### Rows from a dataset
────

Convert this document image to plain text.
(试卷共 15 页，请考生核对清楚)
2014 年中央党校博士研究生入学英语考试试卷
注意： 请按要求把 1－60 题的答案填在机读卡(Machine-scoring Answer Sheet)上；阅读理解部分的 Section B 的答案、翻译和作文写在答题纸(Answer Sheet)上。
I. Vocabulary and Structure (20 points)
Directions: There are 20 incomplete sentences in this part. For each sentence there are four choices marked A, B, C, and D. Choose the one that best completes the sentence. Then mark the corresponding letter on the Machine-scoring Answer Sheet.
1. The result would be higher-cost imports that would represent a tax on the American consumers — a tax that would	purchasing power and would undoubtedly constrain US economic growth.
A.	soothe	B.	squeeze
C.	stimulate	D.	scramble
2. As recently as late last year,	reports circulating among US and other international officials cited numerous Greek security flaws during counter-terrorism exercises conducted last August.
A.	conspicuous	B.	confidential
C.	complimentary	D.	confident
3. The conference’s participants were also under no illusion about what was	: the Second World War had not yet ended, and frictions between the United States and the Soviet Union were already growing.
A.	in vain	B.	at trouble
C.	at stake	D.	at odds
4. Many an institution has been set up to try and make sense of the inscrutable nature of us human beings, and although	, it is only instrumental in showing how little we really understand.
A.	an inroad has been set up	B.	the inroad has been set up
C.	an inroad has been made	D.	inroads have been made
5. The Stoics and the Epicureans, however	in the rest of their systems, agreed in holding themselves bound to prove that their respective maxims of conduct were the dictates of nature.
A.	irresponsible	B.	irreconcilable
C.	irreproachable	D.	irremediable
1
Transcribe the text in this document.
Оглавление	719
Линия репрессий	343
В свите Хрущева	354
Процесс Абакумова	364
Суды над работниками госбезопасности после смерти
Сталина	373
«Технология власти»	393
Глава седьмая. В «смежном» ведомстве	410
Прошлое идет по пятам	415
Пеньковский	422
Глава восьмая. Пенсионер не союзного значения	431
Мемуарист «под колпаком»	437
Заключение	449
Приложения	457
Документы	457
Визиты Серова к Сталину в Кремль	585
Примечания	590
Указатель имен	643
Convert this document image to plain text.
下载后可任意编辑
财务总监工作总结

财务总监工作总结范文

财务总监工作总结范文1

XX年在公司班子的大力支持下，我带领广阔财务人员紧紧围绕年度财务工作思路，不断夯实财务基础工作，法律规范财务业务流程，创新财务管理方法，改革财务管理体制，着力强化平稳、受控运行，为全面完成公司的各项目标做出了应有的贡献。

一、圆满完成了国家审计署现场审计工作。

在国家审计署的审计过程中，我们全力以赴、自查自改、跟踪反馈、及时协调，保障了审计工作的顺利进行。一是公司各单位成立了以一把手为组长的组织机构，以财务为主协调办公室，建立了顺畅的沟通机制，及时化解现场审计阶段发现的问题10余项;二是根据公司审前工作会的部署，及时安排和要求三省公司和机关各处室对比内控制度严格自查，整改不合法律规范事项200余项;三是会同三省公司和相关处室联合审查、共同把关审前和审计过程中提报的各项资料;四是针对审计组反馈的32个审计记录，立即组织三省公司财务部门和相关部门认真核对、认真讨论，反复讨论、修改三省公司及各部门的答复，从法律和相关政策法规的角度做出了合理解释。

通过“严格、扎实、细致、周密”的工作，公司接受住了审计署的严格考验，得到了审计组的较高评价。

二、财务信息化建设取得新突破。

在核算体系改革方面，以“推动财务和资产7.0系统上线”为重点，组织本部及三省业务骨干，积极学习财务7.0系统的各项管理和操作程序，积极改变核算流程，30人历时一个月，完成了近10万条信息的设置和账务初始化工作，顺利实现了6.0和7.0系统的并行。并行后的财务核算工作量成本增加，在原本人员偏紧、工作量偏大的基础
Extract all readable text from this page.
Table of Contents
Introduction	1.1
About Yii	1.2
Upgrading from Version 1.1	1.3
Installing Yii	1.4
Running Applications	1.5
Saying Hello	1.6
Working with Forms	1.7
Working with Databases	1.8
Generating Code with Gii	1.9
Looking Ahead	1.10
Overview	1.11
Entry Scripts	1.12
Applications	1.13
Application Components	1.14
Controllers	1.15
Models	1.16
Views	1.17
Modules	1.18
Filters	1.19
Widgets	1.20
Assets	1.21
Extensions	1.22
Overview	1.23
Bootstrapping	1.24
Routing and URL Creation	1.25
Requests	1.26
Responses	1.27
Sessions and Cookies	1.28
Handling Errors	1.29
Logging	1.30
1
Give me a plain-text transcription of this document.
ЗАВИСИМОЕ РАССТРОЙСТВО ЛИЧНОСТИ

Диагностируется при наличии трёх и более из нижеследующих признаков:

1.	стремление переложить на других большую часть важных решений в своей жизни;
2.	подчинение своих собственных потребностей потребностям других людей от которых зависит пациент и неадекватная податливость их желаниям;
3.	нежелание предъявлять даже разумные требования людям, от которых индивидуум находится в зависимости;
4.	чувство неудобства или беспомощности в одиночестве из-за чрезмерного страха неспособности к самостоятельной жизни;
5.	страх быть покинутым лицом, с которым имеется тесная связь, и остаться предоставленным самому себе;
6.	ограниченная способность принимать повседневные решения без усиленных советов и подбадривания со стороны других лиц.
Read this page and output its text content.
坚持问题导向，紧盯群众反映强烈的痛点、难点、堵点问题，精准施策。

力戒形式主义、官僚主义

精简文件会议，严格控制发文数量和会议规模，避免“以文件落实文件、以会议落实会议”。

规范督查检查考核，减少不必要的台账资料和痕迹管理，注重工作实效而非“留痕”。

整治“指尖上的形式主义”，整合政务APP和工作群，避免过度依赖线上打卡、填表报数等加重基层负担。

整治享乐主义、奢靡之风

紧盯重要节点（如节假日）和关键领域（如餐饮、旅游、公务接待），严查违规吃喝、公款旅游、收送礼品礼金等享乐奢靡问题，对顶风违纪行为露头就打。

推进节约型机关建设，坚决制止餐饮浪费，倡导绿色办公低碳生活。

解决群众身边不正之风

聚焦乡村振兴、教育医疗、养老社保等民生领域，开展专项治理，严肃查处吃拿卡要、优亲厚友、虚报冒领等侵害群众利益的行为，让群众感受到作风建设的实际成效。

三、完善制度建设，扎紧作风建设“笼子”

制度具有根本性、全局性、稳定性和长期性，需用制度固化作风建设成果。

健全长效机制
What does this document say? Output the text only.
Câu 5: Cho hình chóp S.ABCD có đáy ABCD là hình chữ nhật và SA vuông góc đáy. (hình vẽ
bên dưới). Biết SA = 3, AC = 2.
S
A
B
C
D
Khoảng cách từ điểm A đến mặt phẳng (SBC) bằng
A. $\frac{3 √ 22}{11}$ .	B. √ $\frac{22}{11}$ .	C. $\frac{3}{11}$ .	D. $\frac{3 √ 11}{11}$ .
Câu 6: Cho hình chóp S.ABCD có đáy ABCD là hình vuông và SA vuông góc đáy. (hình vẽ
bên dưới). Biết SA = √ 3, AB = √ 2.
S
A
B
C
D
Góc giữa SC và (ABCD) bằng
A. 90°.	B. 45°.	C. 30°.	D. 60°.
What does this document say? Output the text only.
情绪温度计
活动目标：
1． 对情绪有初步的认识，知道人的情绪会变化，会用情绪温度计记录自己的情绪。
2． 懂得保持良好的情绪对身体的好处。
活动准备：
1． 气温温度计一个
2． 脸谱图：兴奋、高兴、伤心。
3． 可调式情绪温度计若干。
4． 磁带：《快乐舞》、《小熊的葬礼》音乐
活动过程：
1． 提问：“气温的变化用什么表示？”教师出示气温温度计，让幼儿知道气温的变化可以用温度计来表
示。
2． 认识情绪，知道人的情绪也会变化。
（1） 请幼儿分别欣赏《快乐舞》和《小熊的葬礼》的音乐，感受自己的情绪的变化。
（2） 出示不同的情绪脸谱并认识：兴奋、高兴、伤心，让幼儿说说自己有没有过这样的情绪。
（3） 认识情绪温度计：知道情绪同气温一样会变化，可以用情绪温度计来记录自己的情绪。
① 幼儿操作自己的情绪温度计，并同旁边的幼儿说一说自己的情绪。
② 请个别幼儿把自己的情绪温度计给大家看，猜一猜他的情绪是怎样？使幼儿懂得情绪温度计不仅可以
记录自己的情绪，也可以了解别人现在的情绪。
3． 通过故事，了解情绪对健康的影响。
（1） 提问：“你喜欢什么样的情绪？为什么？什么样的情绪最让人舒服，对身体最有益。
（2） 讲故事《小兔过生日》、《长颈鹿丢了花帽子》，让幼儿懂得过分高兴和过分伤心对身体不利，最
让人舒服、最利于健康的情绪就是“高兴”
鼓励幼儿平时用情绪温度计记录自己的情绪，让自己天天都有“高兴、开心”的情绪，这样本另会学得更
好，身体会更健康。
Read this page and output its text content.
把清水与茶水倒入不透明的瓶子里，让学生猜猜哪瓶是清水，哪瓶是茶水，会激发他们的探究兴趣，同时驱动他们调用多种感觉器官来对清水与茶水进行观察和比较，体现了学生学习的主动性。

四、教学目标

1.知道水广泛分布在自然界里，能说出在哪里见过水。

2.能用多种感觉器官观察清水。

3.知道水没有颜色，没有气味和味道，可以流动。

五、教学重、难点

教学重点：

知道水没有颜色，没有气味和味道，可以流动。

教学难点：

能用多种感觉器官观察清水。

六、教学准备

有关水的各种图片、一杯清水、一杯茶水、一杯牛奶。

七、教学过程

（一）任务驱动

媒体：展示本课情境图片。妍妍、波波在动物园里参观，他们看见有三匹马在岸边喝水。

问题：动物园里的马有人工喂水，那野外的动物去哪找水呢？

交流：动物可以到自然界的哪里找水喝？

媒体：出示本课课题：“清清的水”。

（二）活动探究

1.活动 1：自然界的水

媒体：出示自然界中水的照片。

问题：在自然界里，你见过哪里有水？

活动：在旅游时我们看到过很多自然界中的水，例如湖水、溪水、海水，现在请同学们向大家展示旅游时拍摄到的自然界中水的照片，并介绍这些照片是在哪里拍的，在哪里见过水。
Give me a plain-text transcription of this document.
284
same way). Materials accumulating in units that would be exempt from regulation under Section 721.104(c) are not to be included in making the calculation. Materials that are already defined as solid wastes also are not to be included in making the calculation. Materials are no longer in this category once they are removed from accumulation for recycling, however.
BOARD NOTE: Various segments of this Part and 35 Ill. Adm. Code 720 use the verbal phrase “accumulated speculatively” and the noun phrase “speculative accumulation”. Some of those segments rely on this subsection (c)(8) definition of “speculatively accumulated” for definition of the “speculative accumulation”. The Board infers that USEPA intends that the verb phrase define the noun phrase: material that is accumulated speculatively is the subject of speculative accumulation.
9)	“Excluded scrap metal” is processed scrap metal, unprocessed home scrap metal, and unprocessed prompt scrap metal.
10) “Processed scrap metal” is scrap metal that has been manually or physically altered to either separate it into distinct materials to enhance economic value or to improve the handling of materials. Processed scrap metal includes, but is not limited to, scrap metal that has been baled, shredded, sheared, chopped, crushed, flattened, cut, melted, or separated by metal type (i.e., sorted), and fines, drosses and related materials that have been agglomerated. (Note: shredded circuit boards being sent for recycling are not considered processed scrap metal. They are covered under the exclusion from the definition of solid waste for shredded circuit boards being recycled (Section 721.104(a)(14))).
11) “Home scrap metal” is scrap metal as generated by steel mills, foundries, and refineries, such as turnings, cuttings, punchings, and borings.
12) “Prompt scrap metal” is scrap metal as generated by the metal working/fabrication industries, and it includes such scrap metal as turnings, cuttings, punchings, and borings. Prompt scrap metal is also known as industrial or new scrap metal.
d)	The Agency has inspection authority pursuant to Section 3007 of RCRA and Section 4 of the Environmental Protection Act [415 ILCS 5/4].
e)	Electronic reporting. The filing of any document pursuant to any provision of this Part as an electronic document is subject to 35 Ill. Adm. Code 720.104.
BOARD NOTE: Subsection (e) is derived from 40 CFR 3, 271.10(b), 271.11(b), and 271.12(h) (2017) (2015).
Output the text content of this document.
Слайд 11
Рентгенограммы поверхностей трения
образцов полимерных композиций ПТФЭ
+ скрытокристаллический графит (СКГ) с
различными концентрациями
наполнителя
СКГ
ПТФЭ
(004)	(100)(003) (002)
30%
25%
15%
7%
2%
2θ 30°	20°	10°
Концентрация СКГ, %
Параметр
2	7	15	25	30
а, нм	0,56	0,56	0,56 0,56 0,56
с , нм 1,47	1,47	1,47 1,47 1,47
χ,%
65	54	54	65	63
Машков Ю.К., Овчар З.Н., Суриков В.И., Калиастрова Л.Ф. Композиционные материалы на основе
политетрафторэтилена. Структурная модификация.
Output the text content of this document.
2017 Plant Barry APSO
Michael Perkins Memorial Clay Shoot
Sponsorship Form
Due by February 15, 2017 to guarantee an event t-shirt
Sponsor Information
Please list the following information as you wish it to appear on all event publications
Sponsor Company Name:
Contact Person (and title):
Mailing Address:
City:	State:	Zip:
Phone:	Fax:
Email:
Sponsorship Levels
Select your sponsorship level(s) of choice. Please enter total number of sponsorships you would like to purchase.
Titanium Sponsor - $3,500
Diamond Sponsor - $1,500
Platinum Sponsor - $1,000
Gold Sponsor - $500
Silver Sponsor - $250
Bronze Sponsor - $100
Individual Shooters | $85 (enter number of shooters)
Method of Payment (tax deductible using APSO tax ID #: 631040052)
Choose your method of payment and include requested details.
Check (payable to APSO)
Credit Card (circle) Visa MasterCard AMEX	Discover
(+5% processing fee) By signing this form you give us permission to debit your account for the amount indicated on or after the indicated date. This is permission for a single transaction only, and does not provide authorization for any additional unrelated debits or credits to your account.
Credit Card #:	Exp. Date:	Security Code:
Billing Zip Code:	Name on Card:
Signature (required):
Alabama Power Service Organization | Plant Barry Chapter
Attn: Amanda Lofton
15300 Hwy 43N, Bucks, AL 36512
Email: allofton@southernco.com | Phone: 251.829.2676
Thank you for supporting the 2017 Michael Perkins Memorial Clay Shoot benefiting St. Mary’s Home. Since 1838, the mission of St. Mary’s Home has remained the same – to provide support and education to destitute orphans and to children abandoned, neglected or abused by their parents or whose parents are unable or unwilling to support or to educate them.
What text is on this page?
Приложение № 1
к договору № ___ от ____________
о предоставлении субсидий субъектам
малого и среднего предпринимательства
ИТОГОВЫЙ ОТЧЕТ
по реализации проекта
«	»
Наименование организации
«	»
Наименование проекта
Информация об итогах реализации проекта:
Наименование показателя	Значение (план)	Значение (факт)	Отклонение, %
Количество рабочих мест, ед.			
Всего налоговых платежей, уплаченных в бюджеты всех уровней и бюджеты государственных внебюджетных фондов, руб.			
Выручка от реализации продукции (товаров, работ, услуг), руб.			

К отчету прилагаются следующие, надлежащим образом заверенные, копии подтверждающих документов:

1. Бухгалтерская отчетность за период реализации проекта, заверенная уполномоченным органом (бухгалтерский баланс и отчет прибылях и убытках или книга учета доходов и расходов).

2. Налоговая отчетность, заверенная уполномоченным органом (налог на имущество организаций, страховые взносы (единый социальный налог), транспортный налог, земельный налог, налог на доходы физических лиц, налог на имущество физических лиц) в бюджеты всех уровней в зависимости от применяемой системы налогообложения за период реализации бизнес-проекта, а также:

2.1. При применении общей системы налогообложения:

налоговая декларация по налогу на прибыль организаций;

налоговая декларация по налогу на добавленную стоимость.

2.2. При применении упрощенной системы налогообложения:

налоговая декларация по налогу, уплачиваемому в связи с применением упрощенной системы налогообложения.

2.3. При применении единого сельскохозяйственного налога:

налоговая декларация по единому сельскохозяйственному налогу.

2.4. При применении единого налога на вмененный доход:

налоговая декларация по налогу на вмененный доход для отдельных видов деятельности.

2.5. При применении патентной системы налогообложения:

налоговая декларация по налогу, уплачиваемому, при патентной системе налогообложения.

────

### PROBLEM
Look through the records and gather every line containing "Глава".

### COMPLETE RESPONSE
Глава седьмая. В «смежном» ведомстве	410
Глава восьмая. Пенсионер не союзного значения	431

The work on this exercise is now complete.